◆ WRITTEN PROBLEM
Below is a listing; write it out exactly and drop any images from it.

◆ DATA SUPPLIED
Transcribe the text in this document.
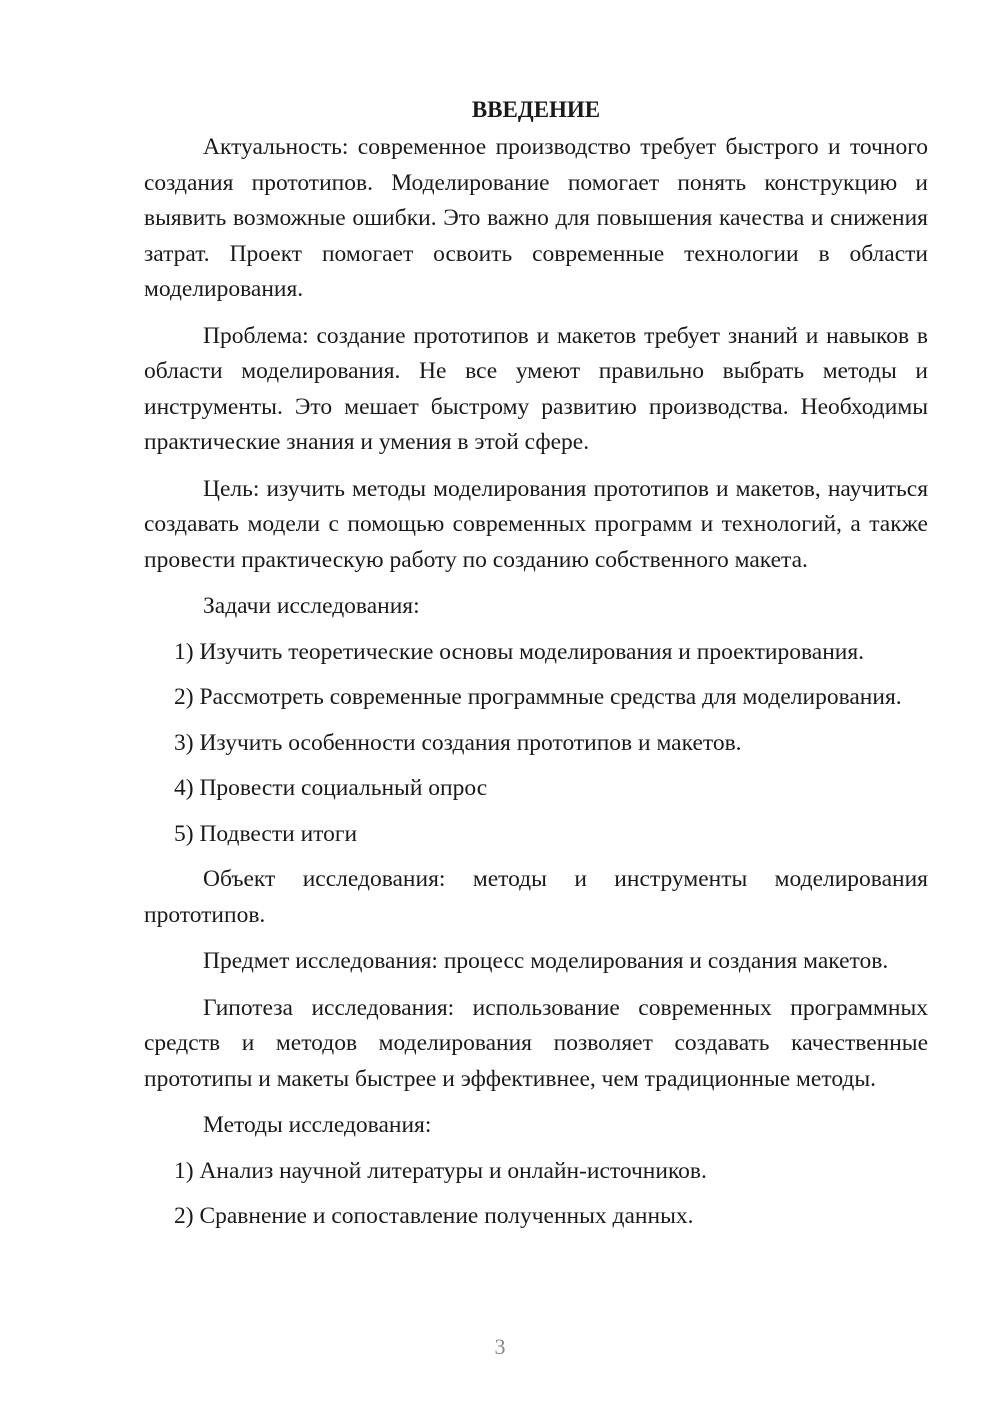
ВВЕДЕНИЕ

Актуальность: современное производство требует быстрого и точного создания прототипов. Моделирование помогает понять конструкцию и выявить возможные ошибки. Это важно для повышения качества и снижения затрат. Проект помогает освоить современные технологии в области моделирования.

Проблема: создание прототипов и макетов требует знаний и навыков в области моделирования. Не все умеют правильно выбрать методы и инструменты. Это мешает быстрому развитию производства. Необходимы практические знания и умения в этой сфере.

Цель: изучить методы моделирования прототипов и макетов, научиться создавать модели с помощью современных программ и технологий, а также провести практическую работу по созданию собственного макета.

Задачи исследования:

1) Изучить теоретические основы моделирования и проектирования.

2) Рассмотреть современные программные средства для моделирования.

3) Изучить особенности создания прототипов и макетов.

4) Провести социальный опрос

5) Подвести итоги

Объект исследования: методы и инструменты моделирования прототипов.

Предмет исследования: процесс моделирования и создания макетов.

Гипотеза исследования: использование современных программных средств и методов моделирования позволяет создавать качественные прототипы и макеты быстрее и эффективнее, чем традиционные методы.

Методы исследования:

1) Анализ научной литературы и онлайн-источников.

2) Сравнение и сопоставление полученных данных.

3
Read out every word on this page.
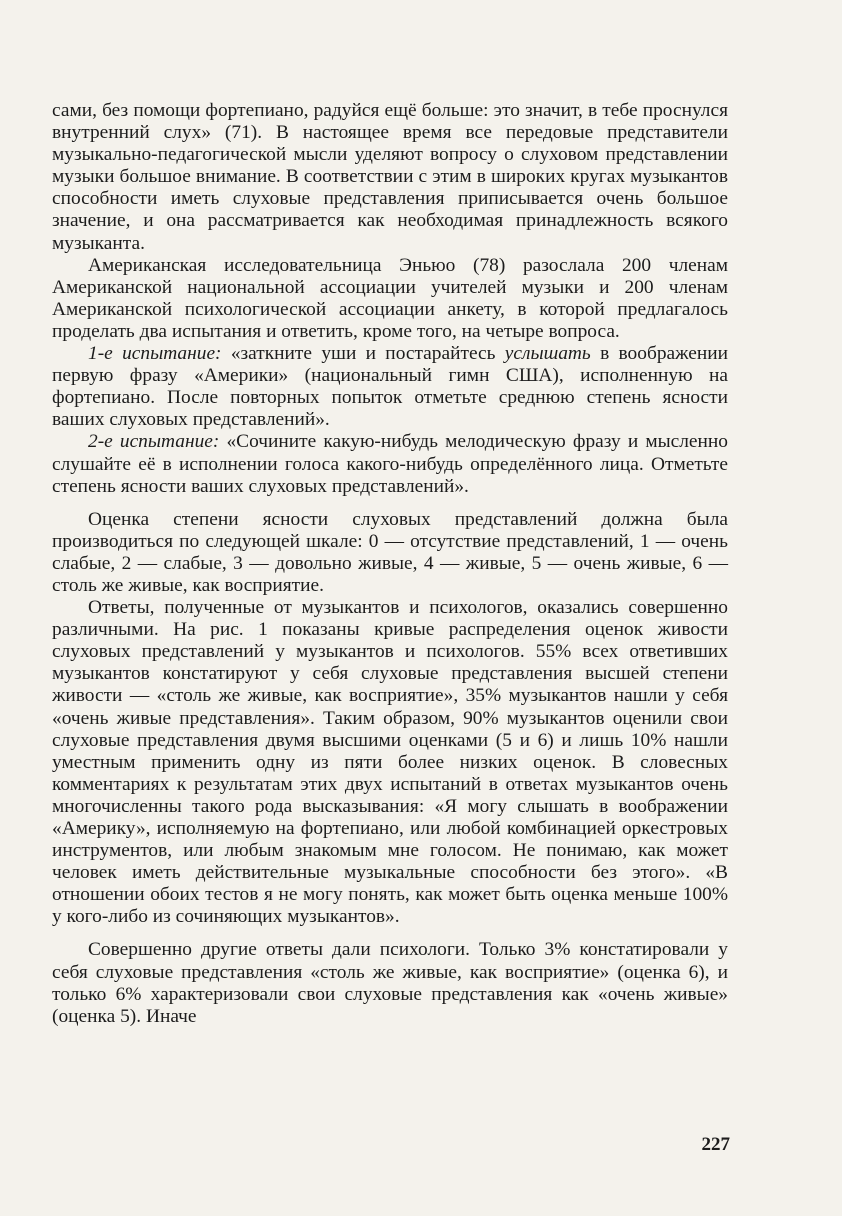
сами, без помощи фортепиано, радуйся ещё больше: это значит, в тебе проснулся внутренний слух» (71). В настоящее время все передовые представители музыкально-педагогической мысли уделяют вопросу о слуховом представлении музыки большое внимание. В соответствии с этим в широких кругах музыкантов способности иметь слуховые представления приписывается очень большое значение, и она рассматривается как необходимая принадлежность всякого музыканта.

Американская исследовательница Эньюо (78) разослала 200 членам Американской национальной ассоциации учителей музыки и 200 членам Американской психологической ассоциации анкету, в которой предлагалось проделать два испытания и ответить, кроме того, на четыре вопроса.

1-е испытание: «заткните уши и постарайтесь услышать в воображении первую фразу «Америки» (национальный гимн США), исполненную на фортепиано. После повторных попыток отметьте среднюю степень ясности ваших слуховых представлений».

2-е испытание: «Сочините какую-нибудь мелодическую фразу и мысленно слушайте её в исполнении голоса какого-нибудь определённого лица. Отметьте степень ясности ваших слуховых представлений».

Оценка степени ясности слуховых представлений должна была производиться по следующей шкале: 0 — отсутствие представлений, 1 — очень слабые, 2 — слабые, 3 — довольно живые, 4 — живые, 5 — очень живые, 6 — столь же живые, как восприятие.

Ответы, полученные от музыкантов и психологов, оказались совершенно различными. На рис. 1 показаны кривые распределения оценок живости слуховых представлений у музыкантов и психологов. 55% всех ответивших музыкантов констатируют у себя слуховые представления высшей степени живости — «столь же живые, как восприятие», 35% музыкантов нашли у себя «очень живые представления». Таким образом, 90% музыкантов оценили свои слуховые представления двумя высшими оценками (5 и 6) и лишь 10% нашли уместным применить одну из пяти более низких оценок. В словесных комментариях к результатам этих двух испытаний в ответах музыкантов очень многочисленны такого рода высказывания: «Я могу слышать в воображении «Америку», исполняемую на фортепиано, или любой комбинацией оркестровых инструментов, или любым знакомым мне голосом. Не понимаю, как может человек иметь действительные музыкальные способности без этого». «В отношении обоих тестов я не могу понять, как может быть оценка меньше 100% у кого-либо из сочиняющих музыкантов».

Совершенно другие ответы дали психологи. Только 3% констатировали у себя слуховые представления «столь же живые, как восприятие» (оценка 6), и только 6% характеризовали свои слуховые представления как «очень живые» (оценка 5). Иначе

227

◆ RESPONSE TO THIS EXERCISE
Transcribe the text in this document.
ВВЕДЕНИЕ

Актуальность: современное производство требует быстрого и точного создания прототипов. Моделирование помогает понять конструкцию и выявить возможные ошибки. Это важно для повышения качества и снижения затрат. Проект помогает освоить современные технологии в области моделирования.

Проблема: создание прототипов и макетов требует знаний и навыков в области моделирования. Не все умеют правильно выбрать методы и инструменты. Это мешает быстрому развитию производства. Необходимы практические знания и умения в этой сфере.

Цель: изучить методы моделирования прототипов и макетов, научиться создавать модели с помощью современных программ и технологий, а также провести практическую работу по созданию собственного макета.

Задачи исследования:

1) Изучить теоретические основы моделирования и проектирования.

2) Рассмотреть современные программные средства для моделирования.

3) Изучить особенности создания прототипов и макетов.

4) Провести социальный опрос

5) Подвести итоги

Объект исследования: методы и инструменты моделирования прототипов.

Предмет исследования: процесс моделирования и создания макетов.

Гипотеза исследования: использование современных программных средств и методов моделирования позволяет создавать качественные прототипы и макеты быстрее и эффективнее, чем традиционные методы.

Методы исследования:

1) Анализ научной литературы и онлайн-источников.

2) Сравнение и сопоставление полученных данных.

3
Read out every word on this page.
сами, без помощи фортепиано, радуйся ещё больше: это значит, в тебе проснулся внутренний слух» (71). В настоящее время все передовые представители музыкально-педагогической мысли уделяют вопросу о слуховом представлении музыки большое внимание. В соответствии с этим в широких кругах музыкантов способности иметь слуховые представления приписывается очень большое значение, и она рассматривается как необходимая принадлежность всякого музыканта.

Американская исследовательница Эньюо (78) разослала 200 членам Американской национальной ассоциации учителей музыки и 200 членам Американской психологической ассоциации анкету, в которой предлагалось проделать два испытания и ответить, кроме того, на четыре вопроса.

1-е испытание: «заткните уши и постарайтесь услышать в воображении первую фразу «Америки» (национальный гимн США), исполненную на фортепиано. После повторных попыток отметьте среднюю степень ясности ваших слуховых представлений».

2-е испытание: «Сочините какую-нибудь мелодическую фразу и мысленно слушайте её в исполнении голоса какого-нибудь определённого лица. Отметьте степень ясности ваших слуховых представлений».

Оценка степени ясности слуховых представлений должна была производиться по следующей шкале: 0 — отсутствие представлений, 1 — очень слабые, 2 — слабые, 3 — довольно живые, 4 — живые, 5 — очень живые, 6 — столь же живые, как восприятие.

Ответы, полученные от музыкантов и психологов, оказались совершенно различными. На рис. 1 показаны кривые распределения оценок живости слуховых представлений у музыкантов и психологов. 55% всех ответивших музыкантов констатируют у себя слуховые представления высшей степени живости — «столь же живые, как восприятие», 35% музыкантов нашли у себя «очень живые представления». Таким образом, 90% музыкантов оценили свои слуховые представления двумя высшими оценками (5 и 6) и лишь 10% нашли уместным применить одну из пяти более низких оценок. В словесных комментариях к результатам этих двух испытаний в ответах музыкантов очень многочисленны такого рода высказывания: «Я могу слышать в воображении «Америку», исполняемую на фортепиано, или любой комбинацией оркестровых инструментов, или любым знакомым мне голосом. Не понимаю, как может человек иметь действительные музыкальные способности без этого». «В отношении обоих тестов я не могу понять, как может быть оценка меньше 100% у кого-либо из сочиняющих музыкантов».

Совершенно другие ответы дали психологи. Только 3% констатировали у себя слуховые представления «столь же живые, как восприятие» (оценка 6), и только 6% характеризовали свои слуховые представления как «очень живые» (оценка 5). Иначе

227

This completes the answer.